> [What you have to do] Reproduce verbatim the portion of the forum thread on military housing costs below, beginning at the words "As has already" and stopping after "the media airwaves.".

> [Extract to read]
########

As has already been pointed out on this thread, the PLD is already being reviewed (and has been being reviewed for quite some time now but must be approved by Treasury Board) to make it more timely and beneficial to those who require it.

And, incidentally, the fact that PLD was undergoing review due to exactly this kind of situation being experienced in Edmonton was pointed out on Army.ca well prior to this story hitting the media airwaves.

~ I point that out only because the MSM will no doubt claim credit as "breaking the story and _*causing*_ the review and thereby *forcing* the CF (*and * that "evil" Tory government in the process) to look after their serving members" as they seem to have enjoyed doing lately. They'll certainly not point out that this housing crunch in Edmonton for the troops was also occurring during Liberal reign or the fact that this story had absolutely ZERO to do with the review that is underway.


----------



## CdnArtyWife (6 Jun 2007)

> This year, people posted at St. John's, Halifax, Moncton, Quebec City, Ottawa-Gatineau, Hamilton, Borden, Vancouver, Victoria, two areas in Montreal and five areas in Toronto receive the funds.



I can state for a fact that Moncton doesn't get, nor does it need PLD.


----------



## Blackadder1916 (6 Jun 2007)

A couple more pieces about the Alberta housing situation.

Troops losing housing war
Can't afford to live in Edmonton
http://www.edmontonsun.com/News/Edmonton/2007/06/01/4225533-sun.html  (more at link)


> Discouraged soldiers say Edmonton's white-hot real estate market and a dire shortage of family housing at the local base is forcing military families to live up to two hours away in more affordable towns.
> 
> And some troops are reportedly threatening to quit the military altogether, rather than be transferred to the Edmonton Garrison from bases in other parts of Canada where housing is more available and much cheaper.

########

> [Provided records]
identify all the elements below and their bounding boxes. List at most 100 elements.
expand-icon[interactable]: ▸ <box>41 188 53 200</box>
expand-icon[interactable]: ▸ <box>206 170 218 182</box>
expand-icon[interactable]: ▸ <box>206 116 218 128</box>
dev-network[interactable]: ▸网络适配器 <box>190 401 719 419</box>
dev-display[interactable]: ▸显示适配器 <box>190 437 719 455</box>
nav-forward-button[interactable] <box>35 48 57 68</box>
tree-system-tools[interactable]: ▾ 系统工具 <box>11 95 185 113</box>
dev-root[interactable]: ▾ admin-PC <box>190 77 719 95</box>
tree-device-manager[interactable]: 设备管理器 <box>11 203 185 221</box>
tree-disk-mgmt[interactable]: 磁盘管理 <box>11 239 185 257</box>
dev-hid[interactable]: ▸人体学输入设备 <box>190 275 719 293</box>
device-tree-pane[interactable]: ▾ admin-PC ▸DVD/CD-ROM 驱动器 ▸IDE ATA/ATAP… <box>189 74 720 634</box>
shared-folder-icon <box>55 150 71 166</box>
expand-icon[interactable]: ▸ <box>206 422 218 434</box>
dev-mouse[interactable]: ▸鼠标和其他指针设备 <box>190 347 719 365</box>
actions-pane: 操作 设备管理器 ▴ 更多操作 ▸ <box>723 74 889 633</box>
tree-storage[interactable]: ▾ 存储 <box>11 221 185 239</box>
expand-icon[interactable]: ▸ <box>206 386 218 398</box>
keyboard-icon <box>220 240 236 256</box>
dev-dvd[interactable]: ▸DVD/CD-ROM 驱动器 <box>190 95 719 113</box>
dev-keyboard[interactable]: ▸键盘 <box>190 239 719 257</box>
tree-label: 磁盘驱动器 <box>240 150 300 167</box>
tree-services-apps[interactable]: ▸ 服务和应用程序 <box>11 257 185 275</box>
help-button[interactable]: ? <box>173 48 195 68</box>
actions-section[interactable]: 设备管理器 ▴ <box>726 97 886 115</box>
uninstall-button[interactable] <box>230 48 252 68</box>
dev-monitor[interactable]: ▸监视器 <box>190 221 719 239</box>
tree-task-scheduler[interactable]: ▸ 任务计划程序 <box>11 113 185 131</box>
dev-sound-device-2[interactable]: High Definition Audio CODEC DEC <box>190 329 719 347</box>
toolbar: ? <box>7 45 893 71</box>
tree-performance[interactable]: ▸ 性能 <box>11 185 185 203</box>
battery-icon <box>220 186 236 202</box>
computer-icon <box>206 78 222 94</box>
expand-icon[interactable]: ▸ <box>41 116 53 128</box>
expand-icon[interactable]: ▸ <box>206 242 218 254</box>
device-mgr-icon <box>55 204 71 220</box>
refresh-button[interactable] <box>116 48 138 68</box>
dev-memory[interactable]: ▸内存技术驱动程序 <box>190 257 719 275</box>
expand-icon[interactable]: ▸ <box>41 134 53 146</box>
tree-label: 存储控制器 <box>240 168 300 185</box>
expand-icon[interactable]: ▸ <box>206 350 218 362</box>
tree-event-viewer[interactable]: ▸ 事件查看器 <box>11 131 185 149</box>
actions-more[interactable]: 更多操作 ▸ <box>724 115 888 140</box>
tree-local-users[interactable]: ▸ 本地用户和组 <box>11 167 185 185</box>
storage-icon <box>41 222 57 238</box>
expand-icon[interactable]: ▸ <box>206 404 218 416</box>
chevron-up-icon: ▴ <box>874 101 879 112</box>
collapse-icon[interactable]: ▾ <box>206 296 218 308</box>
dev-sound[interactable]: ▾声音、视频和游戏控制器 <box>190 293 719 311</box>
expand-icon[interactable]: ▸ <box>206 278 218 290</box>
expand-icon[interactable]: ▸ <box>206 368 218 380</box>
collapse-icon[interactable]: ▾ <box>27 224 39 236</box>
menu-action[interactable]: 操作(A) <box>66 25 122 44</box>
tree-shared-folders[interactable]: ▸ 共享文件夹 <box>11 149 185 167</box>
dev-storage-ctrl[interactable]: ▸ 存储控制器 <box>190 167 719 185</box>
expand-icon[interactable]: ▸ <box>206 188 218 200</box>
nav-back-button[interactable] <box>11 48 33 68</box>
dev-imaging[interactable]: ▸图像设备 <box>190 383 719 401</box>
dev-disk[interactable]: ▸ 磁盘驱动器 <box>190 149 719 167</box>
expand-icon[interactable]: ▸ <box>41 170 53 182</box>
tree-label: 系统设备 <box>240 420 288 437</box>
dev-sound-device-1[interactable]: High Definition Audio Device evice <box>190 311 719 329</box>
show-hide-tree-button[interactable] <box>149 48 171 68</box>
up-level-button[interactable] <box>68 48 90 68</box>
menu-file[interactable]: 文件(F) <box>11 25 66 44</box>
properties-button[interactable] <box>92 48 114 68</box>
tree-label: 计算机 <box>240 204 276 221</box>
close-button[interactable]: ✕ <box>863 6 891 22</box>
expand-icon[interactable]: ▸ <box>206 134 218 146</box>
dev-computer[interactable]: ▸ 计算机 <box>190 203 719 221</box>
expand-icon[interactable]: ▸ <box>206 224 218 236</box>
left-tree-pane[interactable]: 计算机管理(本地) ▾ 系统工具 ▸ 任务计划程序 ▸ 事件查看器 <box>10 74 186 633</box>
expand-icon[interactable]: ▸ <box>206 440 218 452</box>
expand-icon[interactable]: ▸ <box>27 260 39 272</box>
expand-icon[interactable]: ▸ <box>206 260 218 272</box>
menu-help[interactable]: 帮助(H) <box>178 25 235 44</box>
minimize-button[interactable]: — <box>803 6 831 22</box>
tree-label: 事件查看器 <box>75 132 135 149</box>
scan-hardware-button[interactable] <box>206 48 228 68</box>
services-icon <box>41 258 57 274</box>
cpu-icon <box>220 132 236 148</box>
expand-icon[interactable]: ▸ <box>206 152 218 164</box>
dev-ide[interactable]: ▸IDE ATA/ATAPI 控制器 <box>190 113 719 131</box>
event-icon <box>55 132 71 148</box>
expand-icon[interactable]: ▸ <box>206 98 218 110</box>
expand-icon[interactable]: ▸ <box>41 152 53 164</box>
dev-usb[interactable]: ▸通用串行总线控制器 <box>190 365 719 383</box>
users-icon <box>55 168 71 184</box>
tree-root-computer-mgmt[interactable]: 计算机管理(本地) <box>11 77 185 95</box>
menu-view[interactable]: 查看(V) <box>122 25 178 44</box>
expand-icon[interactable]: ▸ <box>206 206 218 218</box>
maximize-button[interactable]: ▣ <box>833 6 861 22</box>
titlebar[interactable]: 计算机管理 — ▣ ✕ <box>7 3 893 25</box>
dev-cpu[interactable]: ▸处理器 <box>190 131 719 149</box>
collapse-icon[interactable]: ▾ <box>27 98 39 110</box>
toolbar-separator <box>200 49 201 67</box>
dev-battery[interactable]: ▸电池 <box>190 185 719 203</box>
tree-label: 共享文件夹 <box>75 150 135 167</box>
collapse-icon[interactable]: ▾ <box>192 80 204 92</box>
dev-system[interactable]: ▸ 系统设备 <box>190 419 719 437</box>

########

> [Written answer]
As has already been pointed out on this thread, the PLD is already being reviewed (and has been being reviewed for quite some time now but must be approved by Treasury Board) to make it more timely and beneficial to those who require it.

And, incidentally, the fact that PLD was undergoing review due to exactly this kind of situation being experienced in Edmonton was pointed out on Army.ca well prior to this story hitting the media airwaves.